[Extracted data entries]
#####
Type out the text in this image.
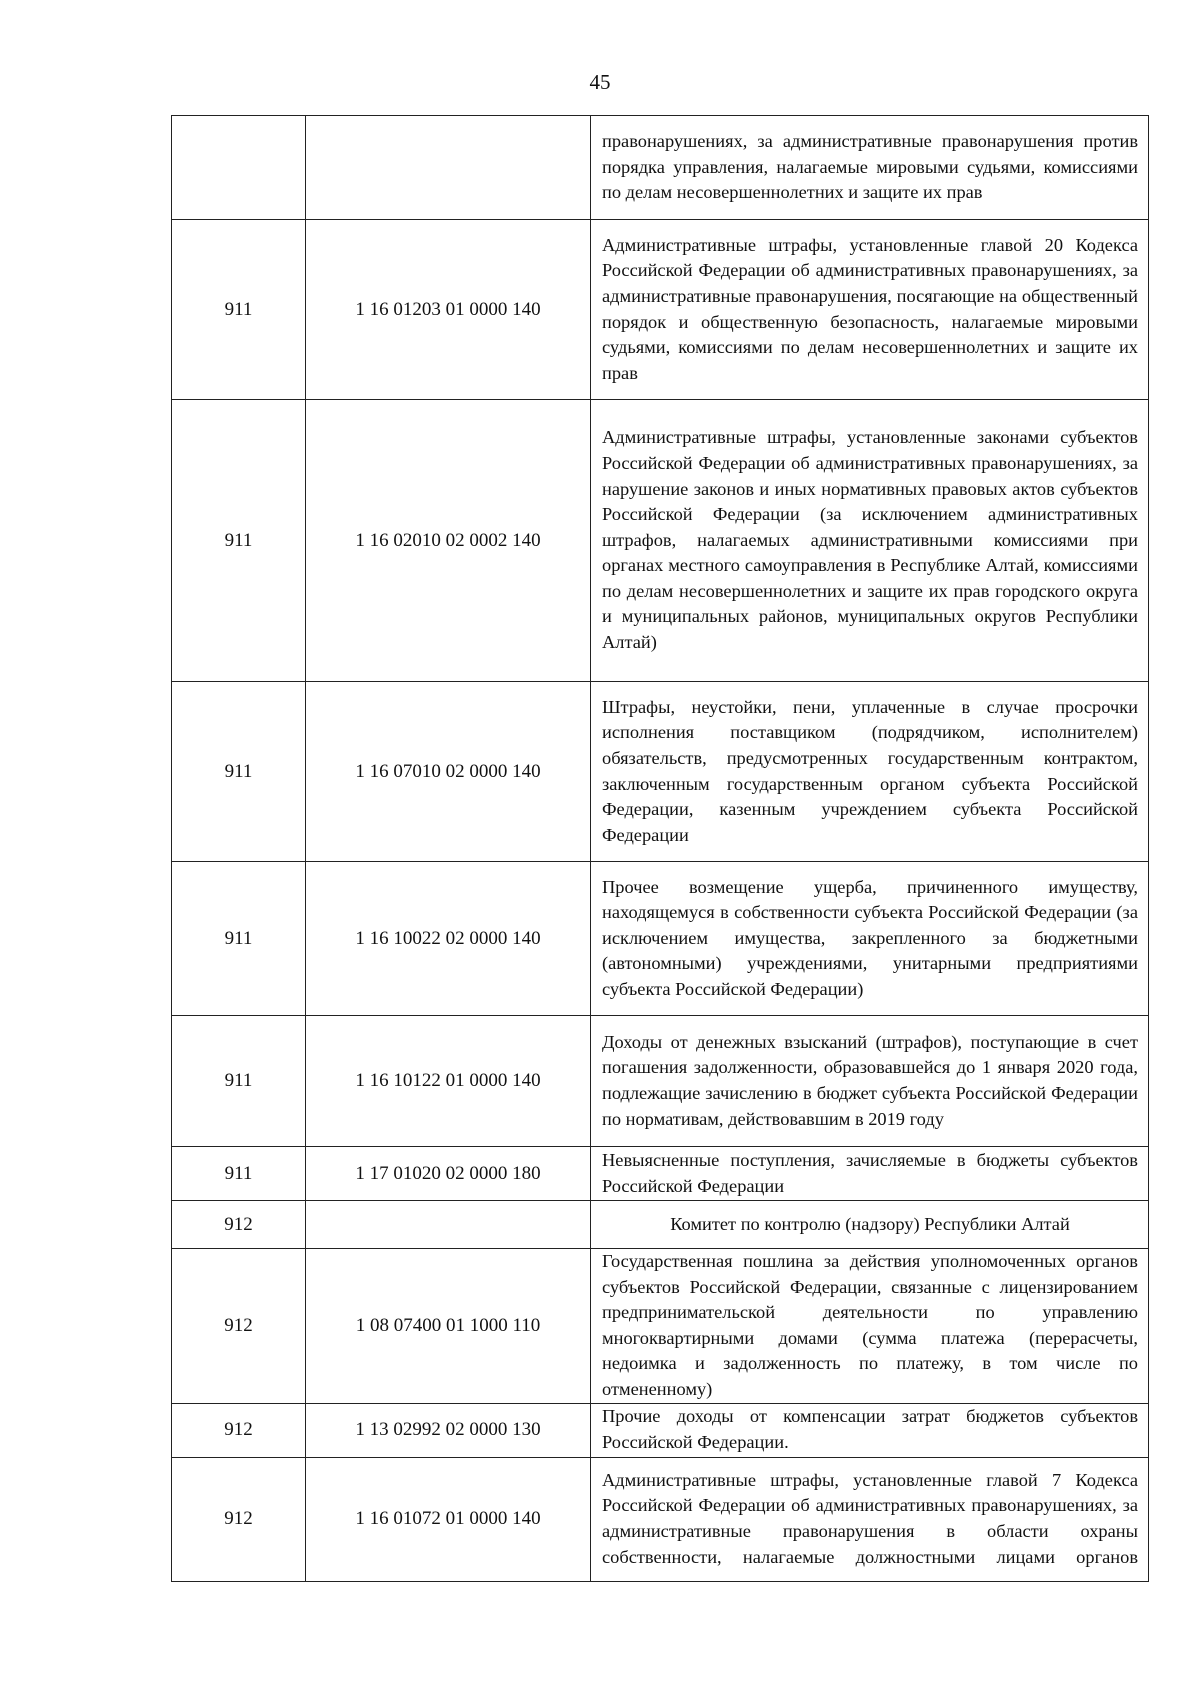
45
		правонарушениях, за административные правонарушения против порядка управления, налагаемые мировыми судьями, комиссиями по делам несовершеннолетних и защите их прав
911	1 16 01203 01 0000 140	Административные штрафы, установленные главой 20 Кодекса Российской Федерации об административных правонарушениях, за административные правонарушения, посягающие на общественный порядок и общественную безопасность, налагаемые мировыми судьями, комиссиями по делам несовершеннолетних и защите их прав
911	1 16 02010 02 0002 140	Административные штрафы, установленные законами субъектов Российской Федерации об административных правонарушениях, за нарушение законов и иных нормативных правовых актов субъектов Российской Федерации (за исключением административных штрафов, налагаемых административными комиссиями при органах местного самоуправления в Республике Алтай, комиссиями по делам несовершеннолетних и защите их прав городского округа и муниципальных районов, муниципальных округов Республики Алтай)
911	1 16 07010 02 0000 140	Штрафы, неустойки, пени, уплаченные в случае просрочки исполнения поставщиком (подрядчиком, исполнителем) обязательств, предусмотренных государственным контрактом, заключенным государственным органом субъекта Российской Федерации, казенным учреждением субъекта Российской Федерации
911	1 16 10022 02 0000 140	Прочее возмещение ущерба, причиненного имуществу, находящемуся в собственности субъекта Российской Федерации (за исключением имущества, закрепленного за бюджетными (автономными) учреждениями, унитарными предприятиями субъекта Российской Федерации)
911	1 16 10122 01 0000 140	Доходы от денежных взысканий (штрафов), поступающие в счет погашения задолженности, образовавшейся до 1 января 2020 года, подлежащие зачислению в бюджет субъекта Российской Федерации по нормативам, действовавшим в 2019 году
911	1 17 01020 02 0000 180	Невыясненные поступления, зачисляемые в бюджеты субъектов Российской Федерации
912		Комитет по контролю (надзору) Республики Алтай
912	1 08 07400 01 1000 110	Государственная пошлина за действия уполномоченных органов субъектов Российской Федерации, связанные с лицензированием предпринимательской деятельности по управлению многоквартирными домами (сумма платежа (перерасчеты, недоимка и задолженность по платежу, в том числе по отмененному)
912	1 13 02992 02 0000 130	Прочие доходы от компенсации затрат бюджетов субъектов Российской Федерации.
912	1 16 01072 01 0000 140	Административные штрафы, установленные главой 7 Кодекса Российской Федерации об административных правонарушениях, за административные правонарушения в области охраны собственности, налагаемые должностными лицами органов
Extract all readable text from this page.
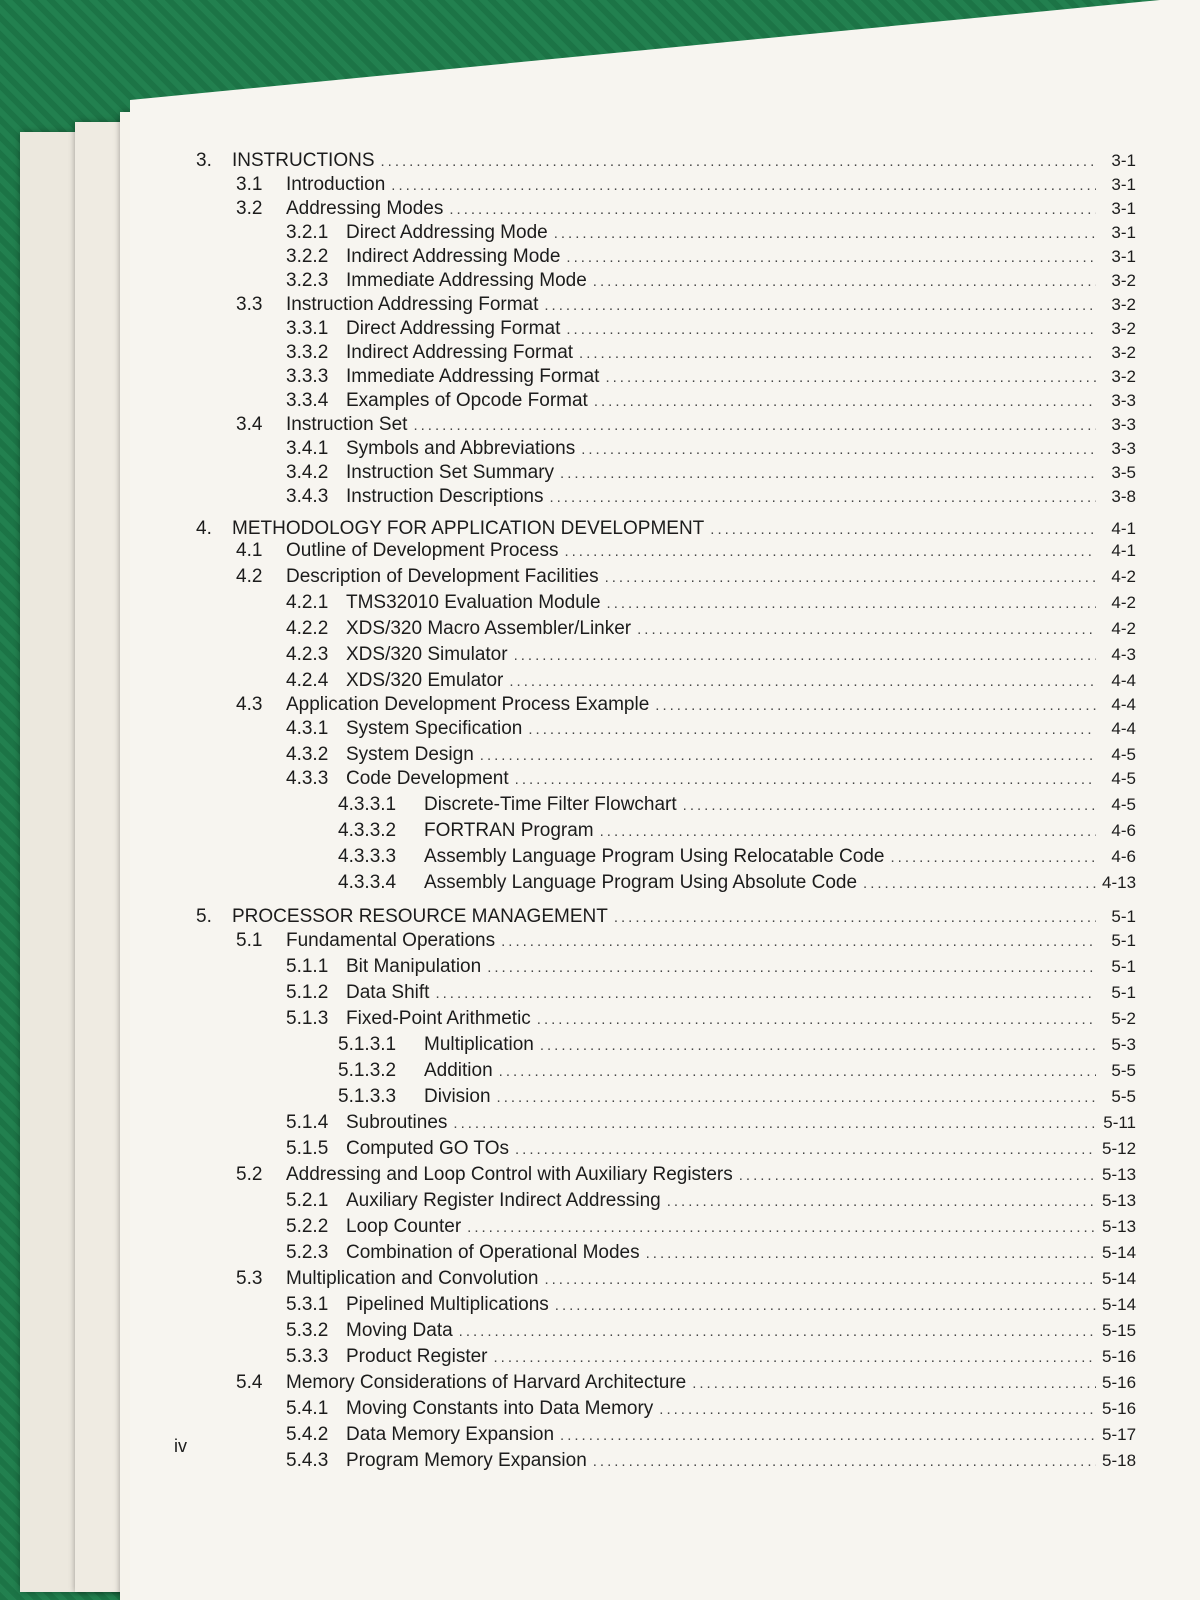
3.	INSTRUCTIONS .....	3-1
3.1	Introduction .....	3-1
3.2	Addressing Modes .....	3-1
3.2.1 Direct Addressing Mode .....	3-1
3.2.2 Indirect Addressing Mode .....	3-1
3.2.3 Immediate Addressing Mode .....	3-2
3.3	Instruction Addressing Format .....	3-2
3.3.1 Direct Addressing Format .....	3-2
3.3.2 Indirect Addressing Format .....	3-2
3.3.3 Immediate Addressing Format .....	3-2
3.3.4 Examples of Opcode Format .....	3-3
3.4	Instruction Set .....	3-3
3.4.1 Symbols and Abbreviations .....	3-3
3.4.2 Instruction Set Summary .....	3-5
3.4.3 Instruction Descriptions .....	3-8
4.	METHODOLOGY FOR APPLICATION DEVELOPMENT .....	4-1
4.1	Outline of Development Process .....	4-1
4.2	Description of Development Facilities .....	4-2
4.2.1 TMS32010 Evaluation Module .....	4-2
4.2.2 XDS/320 Macro Assembler/Linker .....	4-2
4.2.3 XDS/320 Simulator .....	4-3
4.2.4 XDS/320 Emulator .....	4-4
4.3	Application Development Process Example .....	4-4
4.3.1 System Specification .....	4-4
4.3.2 System Design .....	4-5
4.3.3 Code Development .....	4-5
4.3.3.1	Discrete-Time Filter Flowchart .....	4-5
4.3.3.2	FORTRAN Program .....	4-6
4.3.3.3	Assembly Language Program Using Relocatable Code .....	4-6
4.3.3.4	Assembly Language Program Using Absolute Code .....	4-13
5.	PROCESSOR RESOURCE MANAGEMENT .....	5-1
5.1	Fundamental Operations .....	5-1
5.1.1 Bit Manipulation .....	5-1
5.1.2 Data Shift .....	5-1
5.1.3 Fixed-Point Arithmetic .....	5-2
5.1.3.1	Multiplication .....	5-3
5.1.3.2	Addition .....	5-5
5.1.3.3	Division .....	5-5
5.1.4 Subroutines .....	5-11
5.1.5 Computed GO TOs .....	5-12
5.2	Addressing and Loop Control with Auxiliary Registers .....	5-13
5.2.1 Auxiliary Register Indirect Addressing .....	5-13
5.2.2 Loop Counter .....	5-13
5.2.3 Combination of Operational Modes .....	5-14
5.3	Multiplication and Convolution .....	5-14
5.3.1 Pipelined Multiplications .....	5-14
5.3.2 Moving Data .....	5-15
5.3.3 Product Register .....	5-16
5.4	Memory Considerations of Harvard Architecture .....	5-16
5.4.1 Moving Constants into Data Memory .....	5-16
5.4.2 Data Memory Expansion .....	5-17
5.4.3 Program Memory Expansion .....	5-18
iv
#####
■ Work to complete
Print the complete listing exactly as it stands, without its pictures.

■ Correct answer
Type out the text in this image.
45
		правонарушениях, за административные правонарушения против порядка управления, налагаемые мировыми судьями, комиссиями по делам несовершеннолетних и защите их прав
911	1 16 01203 01 0000 140	Административные штрафы, установленные главой 20 Кодекса Российской Федерации об административных правонарушениях, за административные правонарушения, посягающие на общественный порядок и общественную безопасность, налагаемые мировыми судьями, комиссиями по делам несовершеннолетних и защите их прав
911	1 16 02010 02 0002 140	Административные штрафы, установленные законами субъектов Российской Федерации об административных правонарушениях, за нарушение законов и иных нормативных правовых актов субъектов Российской Федерации (за исключением административных штрафов, налагаемых административными комиссиями при органах местного самоуправления в Республике Алтай, комиссиями по делам несовершеннолетних и защите их прав городского округа и муниципальных районов, муниципальных округов Республики Алтай)
911	1 16 07010 02 0000 140	Штрафы, неустойки, пени, уплаченные в случае просрочки исполнения поставщиком (подрядчиком, исполнителем) обязательств, предусмотренных государственным контрактом, заключенным государственным органом субъекта Российской Федерации, казенным учреждением субъекта Российской Федерации
911	1 16 10022 02 0000 140	Прочее возмещение ущерба, причиненного имуществу, находящемуся в собственности субъекта Российской Федерации (за исключением имущества, закрепленного за бюджетными (автономными) учреждениями, унитарными предприятиями субъекта Российской Федерации)
911	1 16 10122 01 0000 140	Доходы от денежных взысканий (штрафов), поступающие в счет погашения задолженности, образовавшейся до 1 января 2020 года, подлежащие зачислению в бюджет субъекта Российской Федерации по нормативам, действовавшим в 2019 году
911	1 17 01020 02 0000 180	Невыясненные поступления, зачисляемые в бюджеты субъектов Российской Федерации
912		Комитет по контролю (надзору) Республики Алтай
912	1 08 07400 01 1000 110	Государственная пошлина за действия уполномоченных органов субъектов Российской Федерации, связанные с лицензированием предпринимательской деятельности по управлению многоквартирными домами (сумма платежа (перерасчеты, недоимка и задолженность по платежу, в том числе по отмененному)
912	1 13 02992 02 0000 130	Прочие доходы от компенсации затрат бюджетов субъектов Российской Федерации.
912	1 16 01072 01 0000 140	Административные штрафы, установленные главой 7 Кодекса Российской Федерации об административных правонарушениях, за административные правонарушения в области охраны собственности, налагаемые должностными лицами органов
Extract all readable text from this page.
3.	INSTRUCTIONS .....	3-1
3.1	Introduction .....	3-1
3.2	Addressing Modes .....	3-1
3.2.1 Direct Addressing Mode .....	3-1
3.2.2 Indirect Addressing Mode .....	3-1
3.2.3 Immediate Addressing Mode .....	3-2
3.3	Instruction Addressing Format .....	3-2
3.3.1 Direct Addressing Format .....	3-2
3.3.2 Indirect Addressing Format .....	3-2
3.3.3 Immediate Addressing Format .....	3-2
3.3.4 Examples of Opcode Format .....	3-3
3.4	Instruction Set .....	3-3
3.4.1 Symbols and Abbreviations .....	3-3
3.4.2 Instruction Set Summary .....	3-5
3.4.3 Instruction Descriptions .....	3-8
4.	METHODOLOGY FOR APPLICATION DEVELOPMENT .....	4-1
4.1	Outline of Development Process .....	4-1
4.2	Description of Development Facilities .....	4-2
4.2.1 TMS32010 Evaluation Module .....	4-2
4.2.2 XDS/320 Macro Assembler/Linker .....	4-2
4.2.3 XDS/320 Simulator .....	4-3
4.2.4 XDS/320 Emulator .....	4-4
4.3	Application Development Process Example .....	4-4
4.3.1 System Specification .....	4-4
4.3.2 System Design .....	4-5
4.3.3 Code Development .....	4-5
4.3.3.1	Discrete-Time Filter Flowchart .....	4-5
4.3.3.2	FORTRAN Program .....	4-6
4.3.3.3	Assembly Language Program Using Relocatable Code .....	4-6
4.3.3.4	Assembly Language Program Using Absolute Code .....	4-13
5.	PROCESSOR RESOURCE MANAGEMENT .....	5-1
5.1	Fundamental Operations .....	5-1
5.1.1 Bit Manipulation .....	5-1
5.1.2 Data Shift .....	5-1
5.1.3 Fixed-Point Arithmetic .....	5-2
5.1.3.1	Multiplication .....	5-3
5.1.3.2	Addition .....	5-5
5.1.3.3	Division .....	5-5
5.1.4 Subroutines .....	5-11
5.1.5 Computed GO TOs .....	5-12
5.2	Addressing and Loop Control with Auxiliary Registers .....	5-13
5.2.1 Auxiliary Register Indirect Addressing .....	5-13
5.2.2 Loop Counter .....	5-13
5.2.3 Combination of Operational Modes .....	5-14
5.3	Multiplication and Convolution .....	5-14
5.3.1 Pipelined Multiplications .....	5-14
5.3.2 Moving Data .....	5-15
5.3.3 Product Register .....	5-16
5.4	Memory Considerations of Harvard Architecture .....	5-16
5.4.1 Moving Constants into Data Memory .....	5-16
5.4.2 Data Memory Expansion .....	5-17
5.4.3 Program Memory Expansion .....	5-18
iv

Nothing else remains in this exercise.